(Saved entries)
☆ ☆ ☆

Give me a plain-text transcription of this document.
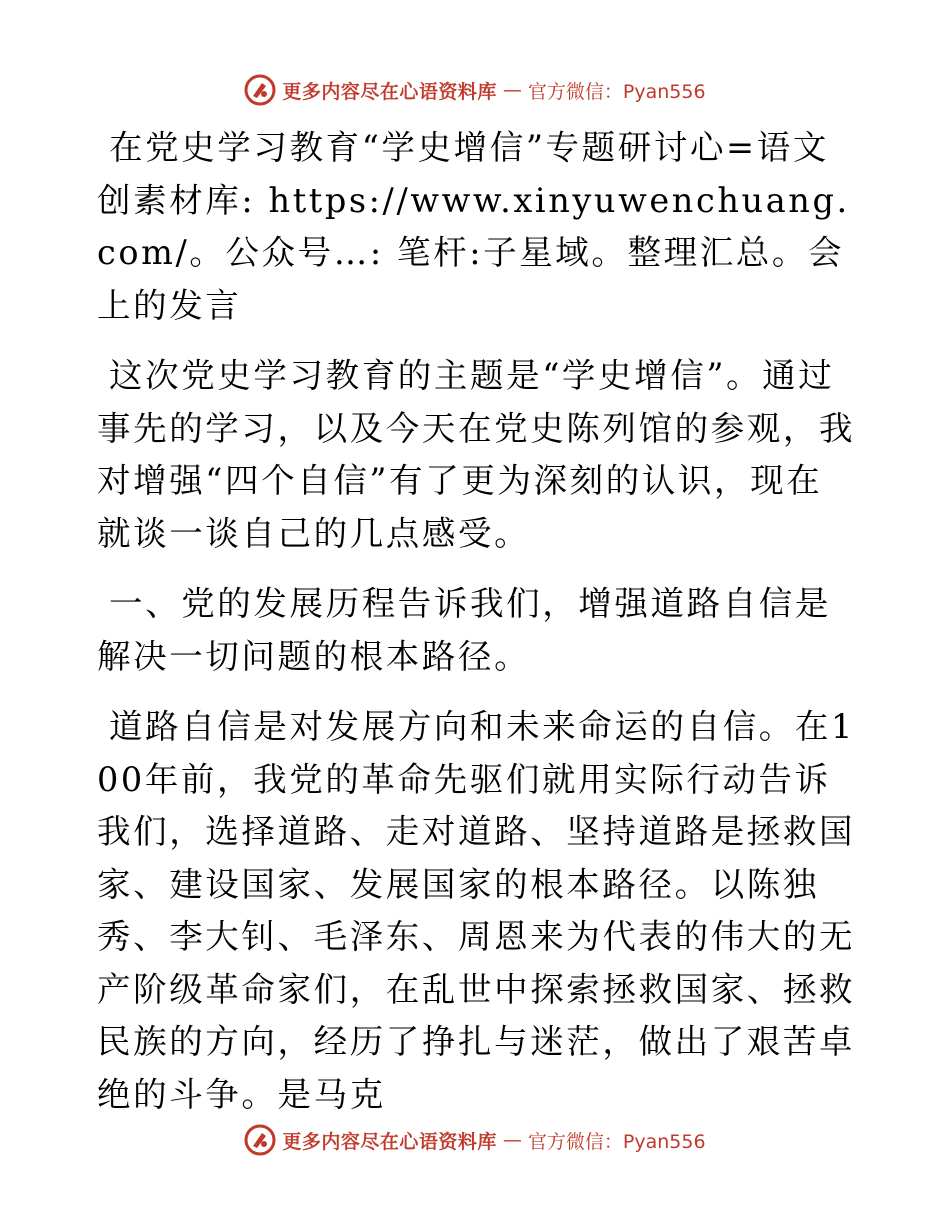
更多内容尽在心语资料库 — 官方微信：Pyan556

在党史学习教育“学史增信”专题研讨心=语文创素材库: https://www.xinyuwenchuang.com/。公众号…: 笔杆:子星域。整理汇总。会上的发言

这次党史学习教育的主题是“学史增信”。通过事先的学习，以及今天在党史陈列馆的参观，我对增强“四个自信”有了更为深刻的认识，现在就谈一谈自己的几点感受。

一、党的发展历程告诉我们，增强道路自信是解决一切问题的根本路径。

道路自信是对发展方向和未来命运的自信。在100年前，我党的革命先驱们就用实际行动告诉我们，选择道路、走对道路、坚持道路是拯救国家、建设国家、发展国家的根本路径。以陈独秀、李大钊、毛泽东、周恩来为代表的伟大的无产阶级革命家们，在乱世中探索拯救国家、拯救民族的方向，经历了挣扎与迷茫，做出了艰苦卓绝的斗争。是马克

更多内容尽在心语资料库 — 官方微信：Pyan556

☆ ☆ ☆

#### Objective
Transcribe the material exactly, and leave out whatever pictures it holds.

#### Right answer
Give me a plain-text transcription of this document.
更多内容尽在心语资料库 — 官方微信：Pyan556

在党史学习教育“学史增信”专题研讨心=语文创素材库: https://www.xinyuwenchuang.com/。公众号…: 笔杆:子星域。整理汇总。会上的发言

这次党史学习教育的主题是“学史增信”。通过事先的学习，以及今天在党史陈列馆的参观，我对增强“四个自信”有了更为深刻的认识，现在就谈一谈自己的几点感受。

一、党的发展历程告诉我们，增强道路自信是解决一切问题的根本路径。

道路自信是对发展方向和未来命运的自信。在100年前，我党的革命先驱们就用实际行动告诉我们，选择道路、走对道路、坚持道路是拯救国家、建设国家、发展国家的根本路径。以陈独秀、李大钊、毛泽东、周恩来为代表的伟大的无产阶级革命家们，在乱世中探索拯救国家、拯救民族的方向，经历了挣扎与迷茫，做出了艰苦卓绝的斗争。是马克

更多内容尽在心语资料库 — 官方微信：Pyan556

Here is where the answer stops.